§ Dataset entries
+ + + + +

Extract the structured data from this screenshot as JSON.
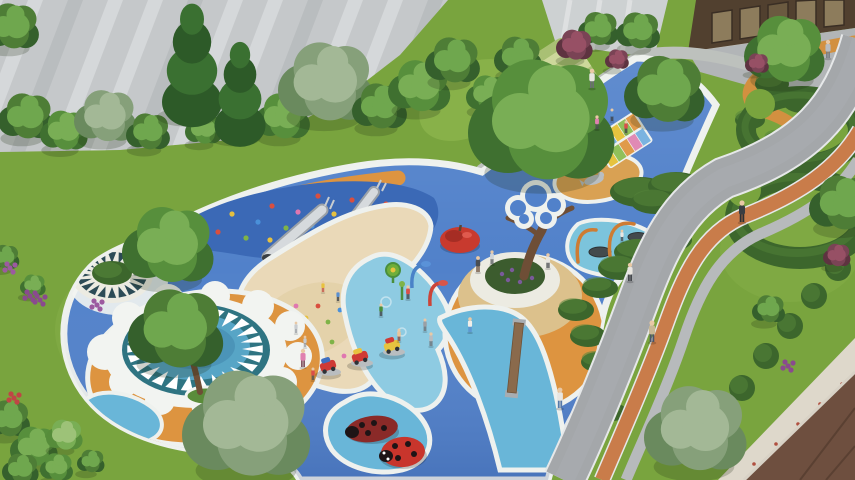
{
  "meta": {
    "title": "Aerial architectural rendering of a residential children's playground",
    "render_type": "3d-landscape-visualization"
  },
  "palette": {
    "lawn": "#79a43e",
    "lawn_light": "#8db54e",
    "road": "#a4a7aa",
    "road_tone": "#b0b3b6",
    "jog_strip": "#c97c4a",
    "sidewalk": "#b7babc",
    "plaza": "#b2b5b7",
    "facade": "#c5c8ca",
    "facade_stripe": "#e6e8e9",
    "facade_dark": "#adb1b4",
    "wall": "#cdd1d2",
    "entrance": "#51402f",
    "glass": "#8d7c5c",
    "roof": "#6e4f3f",
    "roof_line": "#5a4032",
    "pavers": "#ded8cb",
    "play_blue": "#5181ca",
    "mound_blue": "#3b69b6",
    "splash_blue": "#8ecbe2",
    "path_cyan": "#69b6d8",
    "pool_blue": "#7cc4dc",
    "border_white": "#eef1ee",
    "sand": "#ead9b8",
    "sand_dark": "#e0cda0",
    "sand_mound": "#d9a153",
    "orange": "#dd9440",
    "path_orange": "#d29040",
    "tan_ring": "#dcc18c",
    "teal": "#2f7482",
    "teal_dark": "#2c4b56",
    "mandala_blue": "#57a5c6",
    "hedge": "#3c662c",
    "hedge_light": "#55853a",
    "bench": "#ecebe2",
    "planter_green": "#3c5c2e",
    "trunk": "#6e4e36",
    "terrace_a": "#a9c074",
    "terrace_b": "#cdd89b",
    "walkway": "#bdc1bd",
    "skin": "#e9c9a6",
    "tree": {
      "dark": [
        "#35602c",
        "#4e7d36",
        "#6fa74e"
      ],
      "mid": [
        "#3f7030",
        "#578f3c",
        "#79ae55"
      ],
      "gray": [
        "#6a8a5e",
        "#86a07a",
        "#a3b896"
      ],
      "light": [
        "#568c3a",
        "#79ae55",
        "#9dc278"
      ],
      "maroon": [
        "#5e3340",
        "#7a4355",
        "#975065"
      ],
      "conifer": [
        "#2d5a28",
        "#3a7031"
      ]
    }
  },
  "hold_colors": [
    "#d94f3f",
    "#e5c040",
    "#7fb347",
    "#4a90d9",
    "#e077b0"
  ],
  "rainbow": [
    "#e08ab4",
    "#7ab3e0",
    "#e6c33f",
    "#90c05a",
    "#e09a4a"
  ],
  "climbing_holds": [
    [
      218,
      232,
      0
    ],
    [
      232,
      214,
      1
    ],
    [
      246,
      238,
      2
    ],
    [
      258,
      222,
      3
    ],
    [
      270,
      240,
      1
    ],
    [
      272,
      206,
      0
    ],
    [
      286,
      228,
      2
    ],
    [
      298,
      212,
      4
    ],
    [
      300,
      242,
      1
    ],
    [
      312,
      226,
      3
    ],
    [
      318,
      196,
      0
    ],
    [
      328,
      238,
      2
    ],
    [
      334,
      214,
      1
    ],
    [
      346,
      228,
      4
    ],
    [
      352,
      200,
      0
    ],
    [
      360,
      240,
      3
    ],
    [
      366,
      214,
      2
    ],
    [
      378,
      226,
      1
    ],
    [
      386,
      204,
      0
    ],
    [
      392,
      236,
      4
    ],
    [
      402,
      218,
      2
    ],
    [
      412,
      230,
      3
    ]
  ],
  "sand_toys": [
    [
      296,
      306,
      4
    ],
    [
      306,
      318,
      1
    ],
    [
      318,
      306,
      0
    ],
    [
      328,
      322,
      2
    ],
    [
      340,
      310,
      3
    ],
    [
      350,
      324,
      1
    ],
    [
      312,
      338,
      0
    ],
    [
      332,
      342,
      2
    ],
    [
      298,
      352,
      3
    ],
    [
      318,
      358,
      0
    ],
    [
      330,
      364,
      1
    ],
    [
      344,
      356,
      4
    ],
    [
      352,
      340,
      2
    ],
    [
      285,
      332,
      1
    ]
  ],
  "people": [
    [
      592,
      88,
      0.85,
      "#e8e6e2",
      "#6b6f73"
    ],
    [
      597,
      129,
      0.6,
      "#e080b0",
      "#4a4e52"
    ],
    [
      612,
      121,
      0.55,
      "#5a8fd0",
      "#3c4044"
    ],
    [
      626,
      133,
      0.55,
      "#d8504a",
      "#3c4044"
    ],
    [
      742,
      222,
      0.95,
      "#3a3e42",
      "#2c3034"
    ],
    [
      828,
      58,
      0.8,
      "#b8bcc0",
      "#787c80"
    ],
    [
      652,
      342,
      0.95,
      "#c9b896",
      "#4a5568"
    ],
    [
      478,
      272,
      0.7,
      "#4a4e52",
      "#6b4f3a"
    ],
    [
      492,
      264,
      0.6,
      "#d0d4d8",
      "#5a5e62"
    ],
    [
      548,
      268,
      0.65,
      "#e8e6e0",
      "#4a4e52"
    ],
    [
      630,
      281,
      0.8,
      "#e8e6e0",
      "#3c4044"
    ],
    [
      470,
      332,
      0.65,
      "#f0eee8",
      "#5a8fd0"
    ],
    [
      560,
      408,
      0.9,
      "#e8e6e2",
      "#5578a8"
    ],
    [
      408,
      299,
      0.6,
      "#d8504a",
      "#3c4044"
    ],
    [
      381,
      316,
      0.55,
      "#4a8f3c",
      "#3c4044"
    ],
    [
      399,
      341,
      0.55,
      "#e8c49a",
      "#8a4a3c"
    ],
    [
      431,
      346,
      0.6,
      "#b8bcc0",
      "#6b6f73"
    ],
    [
      303,
      367,
      0.8,
      "#e080b0",
      "#7a4a5a"
    ],
    [
      313,
      380,
      0.55,
      "#d8504a",
      "#4a4e52"
    ],
    [
      323,
      292,
      0.5,
      "#e8c23f",
      "#c4554a"
    ],
    [
      338,
      301,
      0.5,
      "#5a8fd0",
      "#3c4044"
    ],
    [
      425,
      331,
      0.55,
      "#9aa0a5",
      "#6b6f73"
    ],
    [
      622,
      241,
      0.5,
      "#e8e6e2",
      "#4a4e52"
    ],
    [
      296,
      333,
      0.5,
      "#c8ccd0",
      "#9aa0a5"
    ],
    [
      305,
      347,
      0.5,
      "#c8ccd0",
      "#9aa0a5"
    ]
  ],
  "trees": [
    [
      14,
      28,
      30,
      "dark"
    ],
    [
      28,
      118,
      30,
      "dark"
    ],
    [
      66,
      132,
      26,
      "mid"
    ],
    [
      108,
      118,
      34,
      "gray"
    ],
    [
      150,
      133,
      24,
      "dark"
    ],
    [
      205,
      130,
      20,
      "mid"
    ],
    [
      285,
      118,
      30,
      "mid"
    ],
    [
      330,
      85,
      52,
      "gray"
    ],
    [
      382,
      108,
      30,
      "dark"
    ],
    [
      422,
      88,
      34,
      "mid"
    ],
    [
      455,
      62,
      30,
      "dark"
    ],
    [
      490,
      95,
      24,
      "mid"
    ],
    [
      520,
      58,
      26,
      "dark"
    ],
    [
      600,
      30,
      22,
      "dark"
    ],
    [
      640,
      32,
      24,
      "dark"
    ],
    [
      576,
      46,
      20,
      "maroon"
    ],
    [
      618,
      60,
      13,
      "maroon"
    ],
    [
      668,
      92,
      44,
      "dark"
    ],
    [
      548,
      125,
      80,
      "mid"
    ],
    [
      172,
      248,
      50,
      "mid"
    ],
    [
      180,
      332,
      52,
      "dark"
    ],
    [
      252,
      428,
      70,
      "gray"
    ],
    [
      700,
      432,
      56,
      "gray"
    ],
    [
      788,
      52,
      44,
      "mid"
    ],
    [
      758,
      64,
      13,
      "maroon"
    ],
    [
      845,
      205,
      36,
      "dark"
    ],
    [
      838,
      256,
      15,
      "maroon"
    ],
    [
      10,
      420,
      24,
      "dark"
    ],
    [
      36,
      448,
      26,
      "mid"
    ],
    [
      66,
      436,
      20,
      "light"
    ],
    [
      22,
      470,
      20,
      "dark"
    ],
    [
      58,
      468,
      18,
      "mid"
    ],
    [
      92,
      462,
      15,
      "dark"
    ],
    [
      6,
      258,
      16,
      "dark"
    ],
    [
      34,
      286,
      14,
      "mid"
    ],
    [
      770,
      310,
      18,
      "dark"
    ]
  ],
  "conifers": [
    [
      192,
      72,
      1
    ],
    [
      240,
      100,
      0.85
    ]
  ],
  "hedges": [
    [
      640,
      192,
      30,
      15
    ],
    [
      676,
      186,
      28,
      14
    ],
    [
      702,
      196,
      20,
      11
    ],
    [
      655,
      202,
      24,
      12
    ],
    [
      640,
      252,
      26,
      13
    ],
    [
      668,
      240,
      24,
      12
    ],
    [
      620,
      268,
      22,
      12
    ],
    [
      600,
      288,
      18,
      10
    ],
    [
      576,
      310,
      18,
      11
    ],
    [
      588,
      336,
      18,
      11
    ],
    [
      598,
      362,
      17,
      10
    ],
    [
      606,
      388,
      16,
      10
    ],
    [
      612,
      412,
      15,
      9
    ],
    [
      772,
      84,
      17,
      10
    ],
    [
      802,
      102,
      19,
      11
    ],
    [
      750,
      120,
      15,
      9
    ],
    [
      818,
      130,
      20,
      12
    ],
    [
      780,
      140,
      16,
      9
    ]
  ],
  "hedgerow": [
    [
      838,
      268
    ],
    [
      814,
      296
    ],
    [
      790,
      326
    ],
    [
      766,
      356
    ],
    [
      742,
      388
    ],
    [
      720,
      420
    ],
    [
      700,
      452
    ]
  ],
  "paver_dots": [
    [
      842,
      384
    ],
    [
      820,
      404
    ],
    [
      798,
      424
    ],
    [
      776,
      444
    ],
    [
      754,
      464
    ]
  ],
  "flowers": [
    [
      10,
      268,
      "#9c5aa0"
    ],
    [
      30,
      296,
      "#8a4a8e"
    ],
    [
      97,
      305,
      "#9c5aa0"
    ],
    [
      14,
      398,
      "#c04545"
    ],
    [
      40,
      300,
      "#8a4a8e"
    ],
    [
      788,
      366,
      "#8a4a8e"
    ]
  ],
  "riders": [
    {
      "x": 330,
      "y": 372,
      "body": "#cf3a35",
      "top": "#3f6fc0"
    },
    {
      "x": 362,
      "y": 363,
      "body": "#cf3a35",
      "top": "#e8c23f"
    },
    {
      "x": 394,
      "y": 352,
      "body": "#e6c33f",
      "top": "#cf3a35"
    }
  ],
  "mandala": {
    "main": {
      "n": 26,
      "cx": 195,
      "cy": 349,
      "a1": 68,
      "b1": 42,
      "a2": 47,
      "b2": 27,
      "w": 0.09,
      "color": "#ffffff"
    },
    "small": {
      "n": 20,
      "cx": 112,
      "cy": 275,
      "a1": 35,
      "b1": 23,
      "a2": 21,
      "b2": 12,
      "w": 0.12,
      "color": "#2c4b56"
    }
  }
}
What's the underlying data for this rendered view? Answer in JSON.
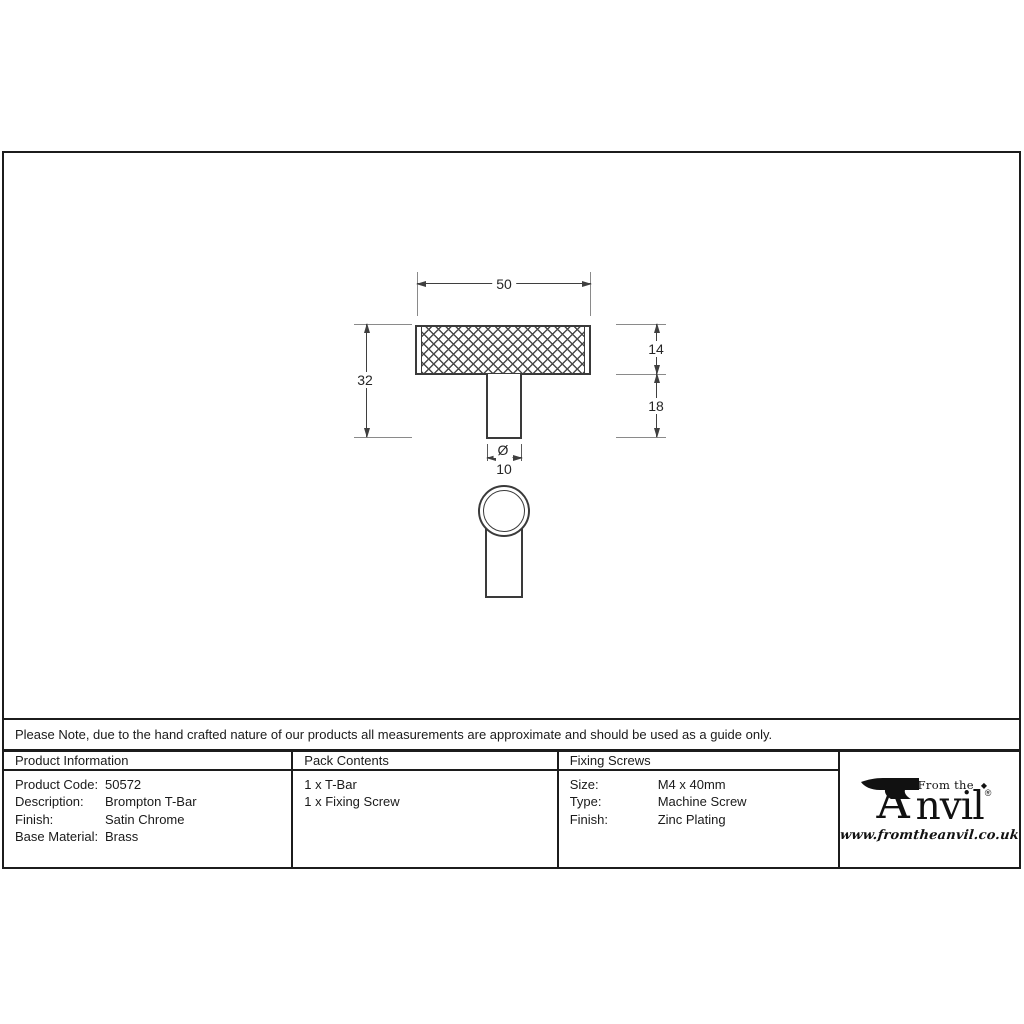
{
  "drawing": {
    "dims": {
      "width": "50",
      "height": "32",
      "bar_height": "14",
      "stem_height": "18",
      "diameter_symbol": "Ø",
      "diameter": "10"
    }
  },
  "note": "Please Note, due to the hand crafted nature of our products all measurements are approximate and should be used as a guide only.",
  "table": {
    "product_info": {
      "header": "Product Information",
      "rows": [
        {
          "label": "Product Code:",
          "value": "50572"
        },
        {
          "label": "Description:",
          "value": "Brompton T-Bar"
        },
        {
          "label": "Finish:",
          "value": "Satin Chrome"
        },
        {
          "label": "Base Material:",
          "value": "Brass"
        }
      ]
    },
    "pack_contents": {
      "header": "Pack Contents",
      "items": [
        "1 x T-Bar",
        "1 x Fixing Screw"
      ]
    },
    "fixing_screws": {
      "header": "Fixing Screws",
      "rows": [
        {
          "label": "Size:",
          "value": "M4 x 40mm"
        },
        {
          "label": "Type:",
          "value": "Machine Screw"
        },
        {
          "label": "Finish:",
          "value": "Zinc Plating"
        }
      ]
    }
  },
  "logo": {
    "prefix": "From the",
    "diamond": "◆",
    "brand_initial": "A",
    "brand_rest": "nvil",
    "registered": "®",
    "url": "www.fromtheanvil.co.uk",
    "ink_color": "#111111"
  },
  "colors": {
    "line": "#3a3a3a",
    "extension_line": "#8a8a8a",
    "border": "#1c1c1c"
  }
}
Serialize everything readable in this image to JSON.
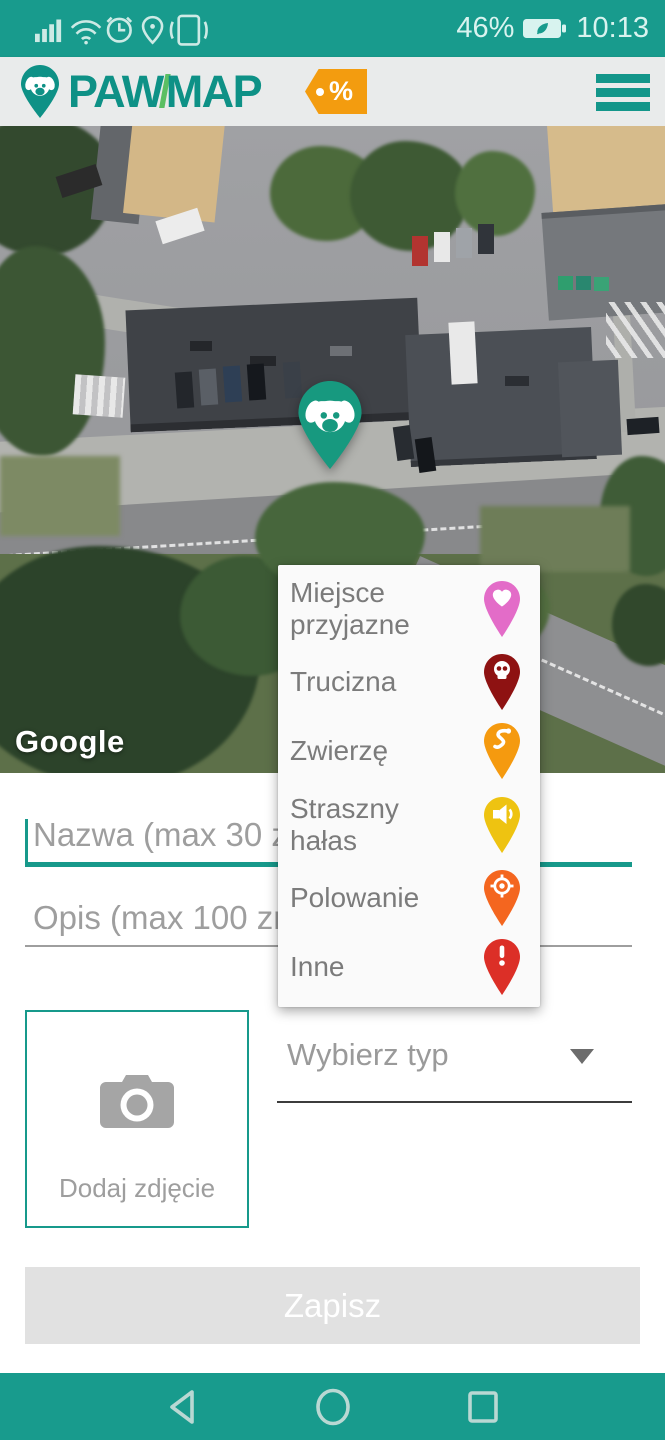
{
  "status_bar": {
    "left_icons": [
      "signal-icon",
      "wifi-icon",
      "alarm-icon",
      "location-icon",
      "vibrate-icon"
    ],
    "battery_percent": "46%",
    "battery_icon": "battery-leaf-icon",
    "time": "10:13"
  },
  "header": {
    "brand_paw": "PAW",
    "brand_slash": "/",
    "brand_map": "MAP",
    "promo_symbol": "%"
  },
  "map": {
    "watermark": "Google",
    "marker": "dog-pin-marker"
  },
  "type_menu": {
    "items": [
      {
        "label": "Miejsce przyjazne",
        "icon": "heart-pin-icon",
        "color": "#e36cc8"
      },
      {
        "label": "Trucizna",
        "icon": "skull-pin-icon",
        "color": "#8e1212"
      },
      {
        "label": "Zwierzę",
        "icon": "snake-pin-icon",
        "color": "#f59a0f"
      },
      {
        "label": "Straszny hałas",
        "icon": "speaker-pin-icon",
        "color": "#eec311"
      },
      {
        "label": "Polowanie",
        "icon": "target-pin-icon",
        "color": "#f4661f"
      },
      {
        "label": "Inne",
        "icon": "exclamation-pin-icon",
        "color": "#dc2f27"
      }
    ]
  },
  "form": {
    "name_placeholder": "Nazwa (max 30 znaków)",
    "description_placeholder": "Opis (max 100 znaków)",
    "add_photo_label": "Dodaj zdjęcie",
    "type_select_label": "Wybierz typ",
    "save_label": "Zapisz"
  },
  "colors": {
    "teal_bar": "#189b8d",
    "logo_teal": "#0e9186",
    "logo_slash_green": "#5bbf63",
    "promo_orange": "#f39c0f",
    "marker_teal": "#17997f",
    "accent_teal": "#17998b",
    "save_button_bg": "#e1e1e1"
  }
}
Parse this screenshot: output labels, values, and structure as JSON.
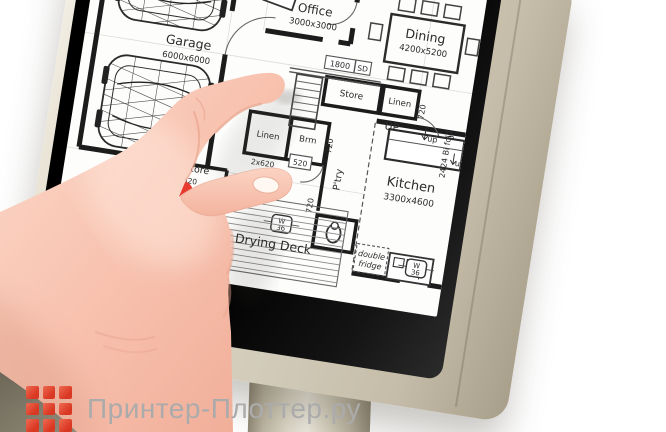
{
  "watermark": {
    "text": "Принтер-Плоттер.ру",
    "logo_color": "#e2402e"
  },
  "plan": {
    "garage": {
      "name": "Garage",
      "dims": "6000x6000"
    },
    "office": {
      "name": "Office",
      "dims": "3000x3000"
    },
    "dining": {
      "name": "Dining",
      "dims": "4200x5200"
    },
    "kitchen": {
      "name": "Kitchen",
      "dims": "3300x4600"
    },
    "pantry": "P'try",
    "drying_deck": "Drying Deck",
    "store_top": "Store",
    "store_rear": "Store",
    "store_rear_dim": "620",
    "linen_top": "Linen",
    "linen_bottom": "Linen",
    "bathroom": "Brm",
    "up_label": "UP",
    "up_small": "up",
    "door_width": "720",
    "door_width_small": "520",
    "double_door": "2x620",
    "sliding_door_dim": "1800",
    "sliding_door_tag": "SD",
    "fridge_line1": "double",
    "fridge_line2": "fridge",
    "bifold": "2424 Bi fold",
    "window_w": "W",
    "window_num": "36"
  },
  "colors": {
    "brand_red": "#e2402e",
    "marker_red": "#e8392e",
    "casing_beige": "#d7d0be",
    "bezel_black": "#0d0d0d",
    "skin_tone": "#f6c1b0"
  }
}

+ + + + +

§ Set exercise
Within the entries above, report how many lines include "header", and keep the answer to the number.

§ Result for this task
4